*Written task:*
Write out each entry again. Keep every word exactly as it is.

*Data to process:*
########
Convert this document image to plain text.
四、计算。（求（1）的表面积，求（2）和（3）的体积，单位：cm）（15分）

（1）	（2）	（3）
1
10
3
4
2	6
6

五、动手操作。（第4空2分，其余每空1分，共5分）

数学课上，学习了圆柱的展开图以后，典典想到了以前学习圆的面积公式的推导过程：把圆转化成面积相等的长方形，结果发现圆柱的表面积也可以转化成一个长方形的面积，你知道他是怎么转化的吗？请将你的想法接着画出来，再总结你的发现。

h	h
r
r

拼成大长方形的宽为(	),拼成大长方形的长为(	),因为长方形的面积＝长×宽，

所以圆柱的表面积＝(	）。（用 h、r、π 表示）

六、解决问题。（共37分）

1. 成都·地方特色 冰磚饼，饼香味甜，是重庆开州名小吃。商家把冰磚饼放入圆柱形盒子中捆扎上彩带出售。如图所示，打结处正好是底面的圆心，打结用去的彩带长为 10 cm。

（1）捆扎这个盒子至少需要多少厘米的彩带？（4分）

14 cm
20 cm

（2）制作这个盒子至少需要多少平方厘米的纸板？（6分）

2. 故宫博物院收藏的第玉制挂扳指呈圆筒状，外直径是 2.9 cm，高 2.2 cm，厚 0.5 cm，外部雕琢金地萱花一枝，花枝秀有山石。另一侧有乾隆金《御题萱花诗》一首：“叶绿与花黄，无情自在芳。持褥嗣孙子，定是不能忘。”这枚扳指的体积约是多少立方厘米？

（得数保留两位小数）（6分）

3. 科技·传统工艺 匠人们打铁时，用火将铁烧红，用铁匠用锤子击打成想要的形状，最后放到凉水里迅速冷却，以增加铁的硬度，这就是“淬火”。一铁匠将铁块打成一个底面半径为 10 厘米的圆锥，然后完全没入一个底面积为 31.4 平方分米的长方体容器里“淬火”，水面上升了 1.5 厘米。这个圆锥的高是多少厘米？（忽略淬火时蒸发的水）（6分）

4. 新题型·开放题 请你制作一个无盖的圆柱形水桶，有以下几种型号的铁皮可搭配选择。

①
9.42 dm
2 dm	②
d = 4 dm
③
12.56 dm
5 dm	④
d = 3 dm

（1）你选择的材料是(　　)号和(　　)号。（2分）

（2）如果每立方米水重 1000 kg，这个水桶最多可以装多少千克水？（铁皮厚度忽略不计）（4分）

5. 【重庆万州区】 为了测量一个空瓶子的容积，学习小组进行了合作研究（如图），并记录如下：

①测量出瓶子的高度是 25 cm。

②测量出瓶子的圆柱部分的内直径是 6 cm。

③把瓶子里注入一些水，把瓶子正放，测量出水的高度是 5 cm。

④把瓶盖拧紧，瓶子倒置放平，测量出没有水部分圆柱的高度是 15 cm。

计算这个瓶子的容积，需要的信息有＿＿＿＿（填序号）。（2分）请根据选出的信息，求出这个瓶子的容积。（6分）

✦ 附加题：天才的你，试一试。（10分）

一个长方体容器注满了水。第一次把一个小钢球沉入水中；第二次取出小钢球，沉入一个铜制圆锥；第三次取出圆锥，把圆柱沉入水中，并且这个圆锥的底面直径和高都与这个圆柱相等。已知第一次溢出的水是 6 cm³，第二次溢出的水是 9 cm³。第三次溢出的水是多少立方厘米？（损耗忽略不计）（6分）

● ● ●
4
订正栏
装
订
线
########
*Solution to this problem:*
Convert this document image to plain text.
四、计算。（求（1）的表面积，求（2）和（3）的体积，单位：cm）（15分）

（1）	（2）	（3）
1
10
3
4
2	6
6

五、动手操作。（第4空2分，其余每空1分，共5分）

数学课上，学习了圆柱的展开图以后，典典想到了以前学习圆的面积公式的推导过程：把圆转化成面积相等的长方形，结果发现圆柱的表面积也可以转化成一个长方形的面积，你知道他是怎么转化的吗？请将你的想法接着画出来，再总结你的发现。

h	h
r
r

拼成大长方形的宽为(	),拼成大长方形的长为(	),因为长方形的面积＝长×宽，

所以圆柱的表面积＝(	）。（用 h、r、π 表示）

六、解决问题。（共37分）

1. 成都·地方特色 冰磚饼，饼香味甜，是重庆开州名小吃。商家把冰磚饼放入圆柱形盒子中捆扎上彩带出售。如图所示，打结处正好是底面的圆心，打结用去的彩带长为 10 cm。

（1）捆扎这个盒子至少需要多少厘米的彩带？（4分）

14 cm
20 cm

（2）制作这个盒子至少需要多少平方厘米的纸板？（6分）

2. 故宫博物院收藏的第玉制挂扳指呈圆筒状，外直径是 2.9 cm，高 2.2 cm，厚 0.5 cm，外部雕琢金地萱花一枝，花枝秀有山石。另一侧有乾隆金《御题萱花诗》一首：“叶绿与花黄，无情自在芳。持褥嗣孙子，定是不能忘。”这枚扳指的体积约是多少立方厘米？

（得数保留两位小数）（6分）

3. 科技·传统工艺 匠人们打铁时，用火将铁烧红，用铁匠用锤子击打成想要的形状，最后放到凉水里迅速冷却，以增加铁的硬度，这就是“淬火”。一铁匠将铁块打成一个底面半径为 10 厘米的圆锥，然后完全没入一个底面积为 31.4 平方分米的长方体容器里“淬火”，水面上升了 1.5 厘米。这个圆锥的高是多少厘米？（忽略淬火时蒸发的水）（6分）

4. 新题型·开放题 请你制作一个无盖的圆柱形水桶，有以下几种型号的铁皮可搭配选择。

①
9.42 dm
2 dm	②
d = 4 dm
③
12.56 dm
5 dm	④
d = 3 dm

（1）你选择的材料是(　　)号和(　　)号。（2分）

（2）如果每立方米水重 1000 kg，这个水桶最多可以装多少千克水？（铁皮厚度忽略不计）（4分）

5. 【重庆万州区】 为了测量一个空瓶子的容积，学习小组进行了合作研究（如图），并记录如下：

①测量出瓶子的高度是 25 cm。

②测量出瓶子的圆柱部分的内直径是 6 cm。

③把瓶子里注入一些水，把瓶子正放，测量出水的高度是 5 cm。

④把瓶盖拧紧，瓶子倒置放平，测量出没有水部分圆柱的高度是 15 cm。

计算这个瓶子的容积，需要的信息有＿＿＿＿（填序号）。（2分）请根据选出的信息，求出这个瓶子的容积。（6分）

✦ 附加题：天才的你，试一试。（10分）

一个长方体容器注满了水。第一次把一个小钢球沉入水中；第二次取出小钢球，沉入一个铜制圆锥；第三次取出圆锥，把圆柱沉入水中，并且这个圆锥的底面直径和高都与这个圆柱相等。已知第一次溢出的水是 6 cm³，第二次溢出的水是 9 cm³。第三次溢出的水是多少立方厘米？（损耗忽略不计）（6分）

● ● ●
4
订正栏
装
订
线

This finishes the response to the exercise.